Saved data entries:
— Begin —
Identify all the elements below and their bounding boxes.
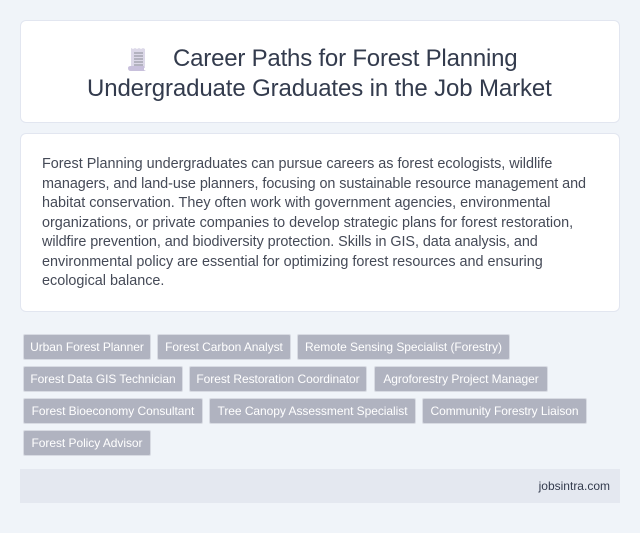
- tag: Agroforestry Project Manager: [383, 372, 539, 386]
- tag: [23, 366, 183, 392]
- tag: Forest Policy Advisor: [32, 436, 142, 450]
- tag: [374, 366, 548, 392]
- tag: Forest Bioeconomy Consultant: [32, 404, 194, 418]
- tags: career paths: [23, 334, 587, 456]
- text block: description: habitat conservation. They often work with government agencies, environmental: [42, 195, 550, 211]
- tag: [209, 398, 416, 424]
- text block: description: [42, 156, 586, 289]
- tag: Urban Forest Planner: [30, 340, 144, 354]
- text block: description: Forest Planning undergraduates can pursue careers as forest ecologists, wildlife: [42, 156, 552, 172]
- title: [87, 45, 552, 102]
- tag: [23, 334, 151, 360]
- tag: Remote Sensing Specialist (Forestry): [305, 340, 502, 354]
- tag: [189, 366, 367, 392]
- text block: description: environmental policy are essential for optimizing forest resources and ensuring: [42, 254, 543, 270]
- tag: [157, 334, 291, 360]
- text block: description: managers, and land-use planners, focusing on sustainable resource management and: [42, 176, 586, 192]
- text block: description: wildfire prevention, and biodiversity protection. Skills in GIS, data analysis, and: [42, 234, 538, 250]
- tag: [23, 398, 203, 424]
- icon: document scroll: [128, 48, 146, 71]
- tag: [297, 334, 510, 360]
- tag: Forest Restoration Coordinator: [196, 372, 360, 386]
- tag: Community Forestry Liaison: [430, 404, 579, 418]
- footer: [20, 469, 620, 503]
- panel: title card: [20, 20, 620, 123]
- tag: Forest Carbon Analyst: [165, 340, 283, 354]
- tag: Tree Canopy Assessment Specialist: [218, 404, 408, 418]
- tag: Forest Data GIS Technician: [30, 372, 176, 386]
- footer source text: jobsintra.com: [539, 479, 610, 493]
- title: Undergraduate Graduates in the Job Market: [87, 75, 552, 102]
- title: Career Paths for Forest Planning: [173, 45, 517, 72]
- text block: description: ecological balance.: [42, 273, 164, 289]
- tag: [422, 398, 587, 424]
- text block: description: organizations, or private companies to develop strategic plans for forest restoration,: [42, 214, 573, 230]
- panel: description: [20, 133, 620, 312]
- tag: [23, 430, 151, 456]
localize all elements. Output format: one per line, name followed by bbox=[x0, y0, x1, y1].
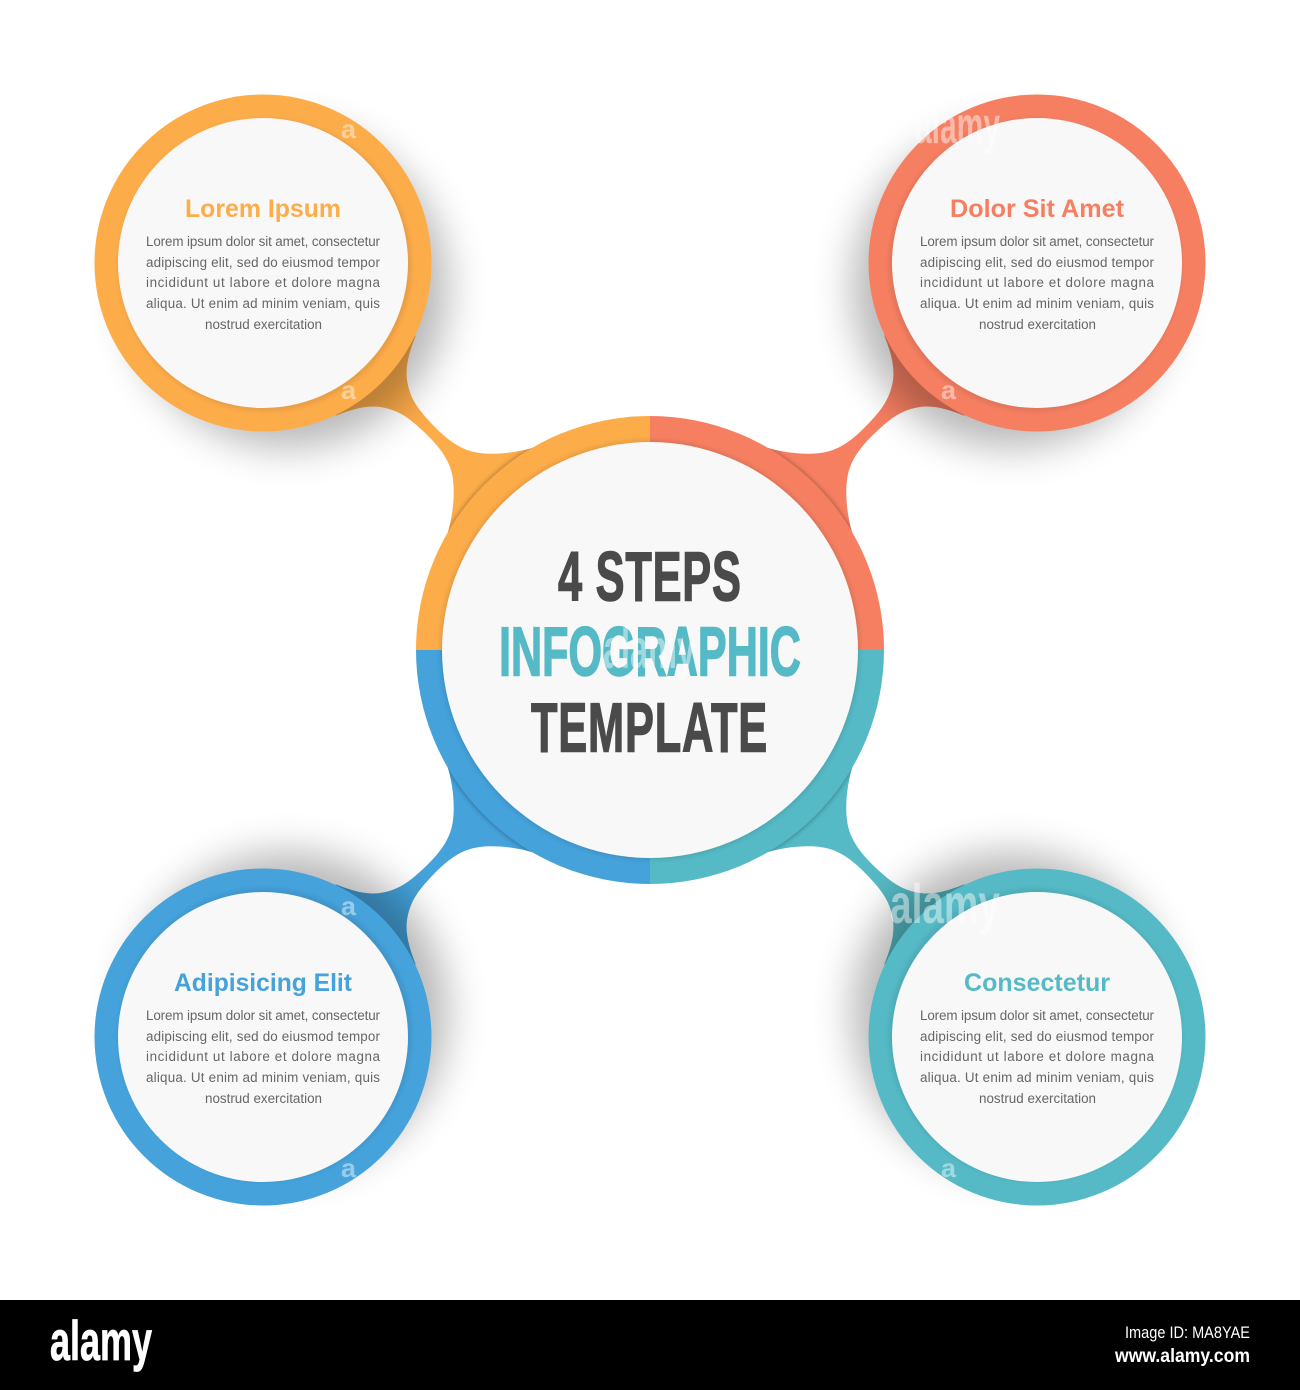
hub ring: four colored quadrants bbox=[416, 416, 884, 884]
body text bbox=[920, 1008, 1155, 1106]
body text bbox=[146, 234, 381, 332]
panel: step 2 Dolor Sit Amet bbox=[767, 94, 1206, 533]
heading: Consectetur bbox=[964, 969, 1110, 997]
connector: blue bbox=[117, 767, 533, 1183]
watermarks: a bbox=[341, 891, 357, 921]
body text: nostrud exercitation bbox=[979, 1091, 1096, 1106]
watermarks: a bbox=[341, 1153, 357, 1183]
body text: aliqua. Ut enim ad minim veniam, quis bbox=[146, 1070, 380, 1085]
body text: aliqua. Ut enim ad minim veniam, quis bbox=[920, 1070, 1154, 1085]
body text: nostrud exercitation bbox=[205, 317, 322, 332]
body text: Lorem ipsum dolor sit amet, consectetur bbox=[920, 234, 1155, 249]
watermarks: a bbox=[941, 375, 957, 405]
title bbox=[499, 538, 801, 767]
ring: blue bbox=[94, 868, 432, 1206]
watermarks: alamy bbox=[603, 617, 695, 680]
watermarks: alamy bbox=[890, 872, 1000, 935]
connector: teal bbox=[768, 767, 1183, 1183]
body text: incididunt ut labore et dolore magna bbox=[146, 275, 381, 290]
inner disc bbox=[892, 118, 1182, 408]
connector: coral bbox=[767, 121, 1183, 533]
body text: Lorem ipsum dolor sit amet, consectetur bbox=[146, 234, 381, 249]
title: 4 STEPS bbox=[558, 538, 741, 616]
website: www.alamy.com bbox=[1114, 1346, 1250, 1367]
body text: incididunt ut labore et dolore magna bbox=[920, 275, 1155, 290]
body text: nostrud exercitation bbox=[205, 1091, 322, 1106]
footer band bbox=[0, 1300, 1300, 1390]
heading: Lorem Ipsum bbox=[185, 195, 341, 223]
image id: Image ID: MA8YAE bbox=[1125, 1323, 1250, 1342]
heading: Dolor Sit Amet bbox=[950, 195, 1125, 223]
watermarks: a bbox=[341, 375, 357, 405]
watermarks: a bbox=[341, 114, 357, 144]
watermarks: a bbox=[941, 1153, 957, 1183]
body text: Lorem ipsum dolor sit amet, consectetur bbox=[920, 1008, 1155, 1023]
body text: adipiscing elit, sed do eiusmod tempor bbox=[920, 1029, 1155, 1044]
panel: step 4 Consectetur bbox=[768, 767, 1206, 1206]
inner disc bbox=[892, 892, 1182, 1182]
central hub bbox=[416, 416, 884, 884]
body text: adipiscing elit, sed do eiusmod tempor bbox=[920, 255, 1155, 270]
inner disc bbox=[118, 892, 408, 1182]
watermarks bbox=[341, 97, 1000, 1183]
ring: teal bbox=[868, 868, 1206, 1206]
panel: step 3 Adipisicing Elit bbox=[94, 767, 533, 1206]
body text: aliqua. Ut enim ad minim veniam, quis bbox=[146, 296, 380, 311]
body text bbox=[920, 234, 1155, 332]
watermarks: alamy bbox=[915, 97, 1000, 155]
body text: nostrud exercitation bbox=[979, 317, 1096, 332]
body text: incididunt ut labore et dolore magna bbox=[146, 1049, 381, 1064]
hub inner disc bbox=[442, 442, 858, 858]
title: TEMPLATE bbox=[531, 689, 767, 767]
ring: orange bbox=[94, 94, 432, 432]
ring: coral bbox=[868, 94, 1206, 432]
body text bbox=[146, 1008, 381, 1106]
footer logo: alamy bbox=[50, 1309, 152, 1372]
heading: Adipisicing Elit bbox=[174, 969, 353, 997]
body text: aliqua. Ut enim ad minim veniam, quis bbox=[920, 296, 1154, 311]
body text: incididunt ut labore et dolore magna bbox=[920, 1049, 1155, 1064]
body text: adipiscing elit, sed do eiusmod tempor bbox=[146, 255, 381, 270]
body text: adipiscing elit, sed do eiusmod tempor bbox=[146, 1029, 381, 1044]
inner disc bbox=[118, 118, 408, 408]
panel: step 1 Lorem Ipsum bbox=[94, 94, 533, 533]
connector: orange bbox=[117, 117, 533, 533]
body text: Lorem ipsum dolor sit amet, consectetur bbox=[146, 1008, 381, 1023]
title: INFOGRAPHIC bbox=[499, 613, 801, 691]
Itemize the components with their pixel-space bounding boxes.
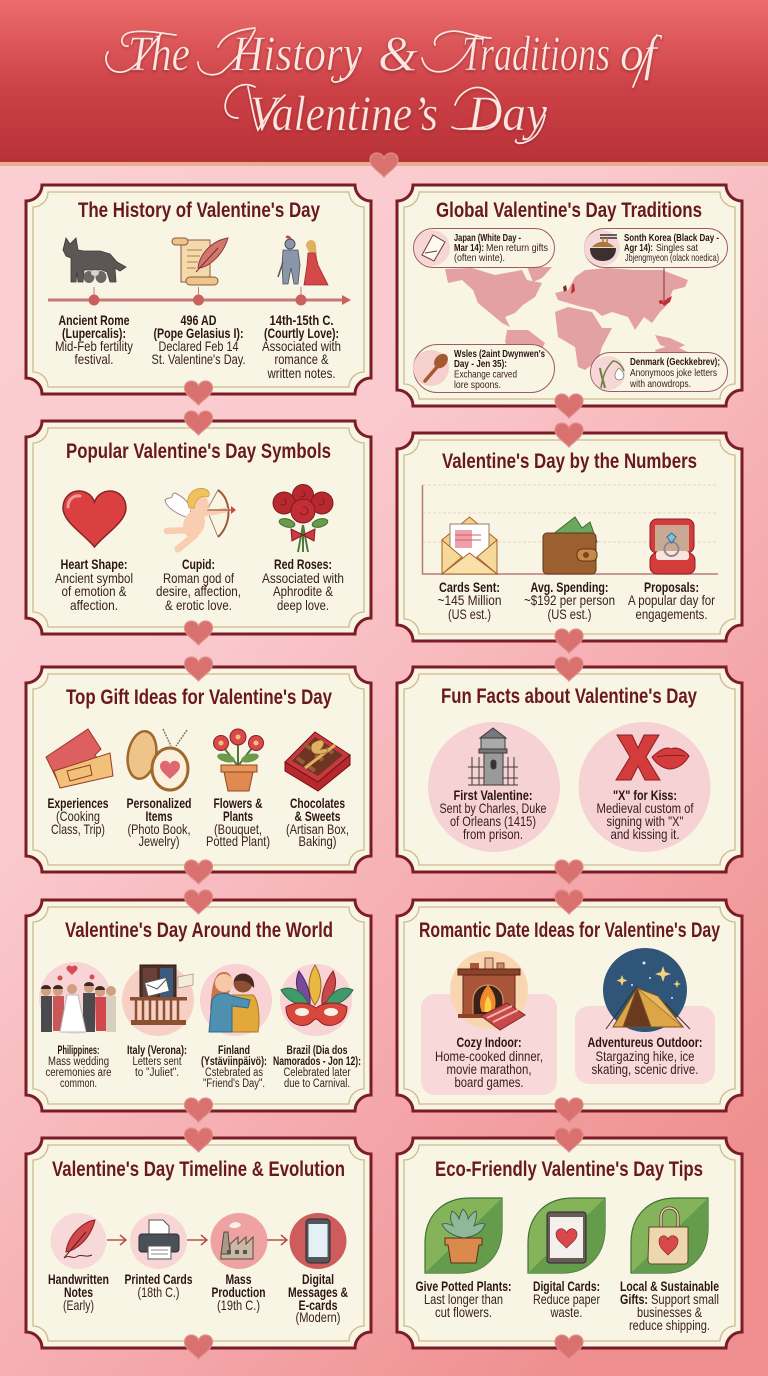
— End —
Go through all of the data above and swap every occurrence of "text block" for "text region", keeping everything else the same. Omit the pictures from your answer.

→ TASK ANSWER:
Identify all the elements below and their bounding boxes.
- tag: Agroforestry Project Manager: [383, 372, 539, 386]
- tag: [23, 366, 183, 392]
- tag: Forest Policy Advisor: [32, 436, 142, 450]
- tag: [374, 366, 548, 392]
- tag: Forest Bioeconomy Consultant: [32, 404, 194, 418]
- tags: career paths: [23, 334, 587, 456]
- text region: description: habitat conservation. They often work with government agencies, environmental: [42, 195, 550, 211]
- tag: [209, 398, 416, 424]
- text region: description: [42, 156, 586, 289]
- tag: Urban Forest Planner: [30, 340, 144, 354]
- text region: description: Forest Planning undergraduates can pursue careers as forest ecologists, wildlife: [42, 156, 552, 172]
- title: [87, 45, 552, 102]
- tag: [23, 334, 151, 360]
- tag: Remote Sensing Specialist (Forestry): [305, 340, 502, 354]
- tag: [189, 366, 367, 392]
- text region: description: environmental policy are essential for optimizing forest resources and ensuring: [42, 254, 543, 270]
- tag: [157, 334, 291, 360]
- text region: description: managers, and land-use planners, focusing on sustainable resource management and: [42, 176, 586, 192]
- text region: description: wildfire prevention, and biodiversity protection. Skills in GIS, data analysis, and: [42, 234, 538, 250]
- tag: [23, 398, 203, 424]
- icon: document scroll: [128, 48, 146, 71]
- tag: [297, 334, 510, 360]
- tag: Forest Restoration Coordinator: [196, 372, 360, 386]
- tag: Community Forestry Liaison: [430, 404, 579, 418]
- footer: [20, 469, 620, 503]
- panel: title card: [20, 20, 620, 123]
- tag: Forest Carbon Analyst: [165, 340, 283, 354]
- tag: Tree Canopy Assessment Specialist: [218, 404, 408, 418]
- tag: Forest Data GIS Technician: [30, 372, 176, 386]
- footer source text: jobsintra.com: [539, 479, 610, 493]
- title: Undergraduate Graduates in the Job Market: [87, 75, 552, 102]
- title: Career Paths for Forest Planning: [173, 45, 517, 72]
- text region: description: ecological balance.: [42, 273, 164, 289]
- tag: [422, 398, 587, 424]
- text region: description: organizations, or private companies to develop strategic plans for forest restoration,: [42, 214, 573, 230]
- panel: description: [20, 133, 620, 312]
- tag: [23, 430, 151, 456]
localize all elements. Output format: one per line, name followed by bbox=[x0, y0, x1, y1].
hub ring: four colored quadrants bbox=[416, 416, 884, 884]
body text bbox=[920, 1008, 1155, 1106]
body text bbox=[146, 234, 381, 332]
panel: step 2 Dolor Sit Amet bbox=[767, 94, 1206, 533]
heading: Consectetur bbox=[964, 969, 1110, 997]
connector: blue bbox=[117, 767, 533, 1183]
watermarks: a bbox=[341, 891, 357, 921]
body text: nostrud exercitation bbox=[979, 1091, 1096, 1106]
watermarks: a bbox=[341, 1153, 357, 1183]
body text: aliqua. Ut enim ad minim veniam, quis bbox=[146, 1070, 380, 1085]
body text: aliqua. Ut enim ad minim veniam, quis bbox=[920, 1070, 1154, 1085]
body text: nostrud exercitation bbox=[205, 317, 322, 332]
body text: Lorem ipsum dolor sit amet, consectetur bbox=[920, 234, 1155, 249]
watermarks: a bbox=[941, 375, 957, 405]
title bbox=[499, 538, 801, 767]
ring: blue bbox=[94, 868, 432, 1206]
watermarks: alamy bbox=[603, 617, 695, 680]
watermarks: alamy bbox=[890, 872, 1000, 935]
connector: teal bbox=[768, 767, 1183, 1183]
body text: incididunt ut labore et dolore magna bbox=[146, 275, 381, 290]
inner disc bbox=[892, 118, 1182, 408]
connector: coral bbox=[767, 121, 1183, 533]
body text: Lorem ipsum dolor sit amet, consectetur bbox=[146, 234, 381, 249]
title: 4 STEPS bbox=[558, 538, 741, 616]
website: www.alamy.com bbox=[1114, 1346, 1250, 1367]
body text: incididunt ut labore et dolore magna bbox=[920, 275, 1155, 290]
body text: nostrud exercitation bbox=[205, 1091, 322, 1106]
footer band bbox=[0, 1300, 1300, 1390]
heading: Lorem Ipsum bbox=[185, 195, 341, 223]
image id: Image ID: MA8YAE bbox=[1125, 1323, 1250, 1342]
heading: Dolor Sit Amet bbox=[950, 195, 1125, 223]
watermarks: a bbox=[341, 375, 357, 405]
watermarks: a bbox=[341, 114, 357, 144]
watermarks: a bbox=[941, 1153, 957, 1183]
body text: Lorem ipsum dolor sit amet, consectetur bbox=[920, 1008, 1155, 1023]
body text: adipiscing elit, sed do eiusmod tempor bbox=[920, 1029, 1155, 1044]
panel: step 4 Consectetur bbox=[768, 767, 1206, 1206]
inner disc bbox=[892, 892, 1182, 1182]
central hub bbox=[416, 416, 884, 884]
body text: adipiscing elit, sed do eiusmod tempor bbox=[920, 255, 1155, 270]
inner disc bbox=[118, 892, 408, 1182]
watermarks bbox=[341, 97, 1000, 1183]
ring: teal bbox=[868, 868, 1206, 1206]
panel: step 3 Adipisicing Elit bbox=[94, 767, 533, 1206]
body text: aliqua. Ut enim ad minim veniam, quis bbox=[146, 296, 380, 311]
body text bbox=[920, 234, 1155, 332]
watermarks: alamy bbox=[915, 97, 1000, 155]
body text: nostrud exercitation bbox=[979, 317, 1096, 332]
body text: incididunt ut labore et dolore magna bbox=[146, 1049, 381, 1064]
hub inner disc bbox=[442, 442, 858, 858]
title: TEMPLATE bbox=[531, 689, 767, 767]
ring: orange bbox=[94, 94, 432, 432]
ring: coral bbox=[868, 94, 1206, 432]
body text bbox=[146, 1008, 381, 1106]
footer logo: alamy bbox=[50, 1309, 152, 1372]
heading: Adipisicing Elit bbox=[174, 969, 353, 997]
body text: aliqua. Ut enim ad minim veniam, quis bbox=[920, 296, 1154, 311]
body text: incididunt ut labore et dolore magna bbox=[920, 1049, 1155, 1064]
body text: adipiscing elit, sed do eiusmod tempor bbox=[146, 255, 381, 270]
body text: adipiscing elit, sed do eiusmod tempor bbox=[146, 1029, 381, 1044]
inner disc bbox=[118, 118, 408, 408]
panel: step 1 Lorem Ipsum bbox=[94, 94, 533, 533]
connector: orange bbox=[117, 117, 533, 533]
body text: Lorem ipsum dolor sit amet, consectetur bbox=[146, 1008, 381, 1023]
title: INFOGRAPHIC bbox=[499, 613, 801, 691]
Itemize the components with their pixel-space bounding boxes.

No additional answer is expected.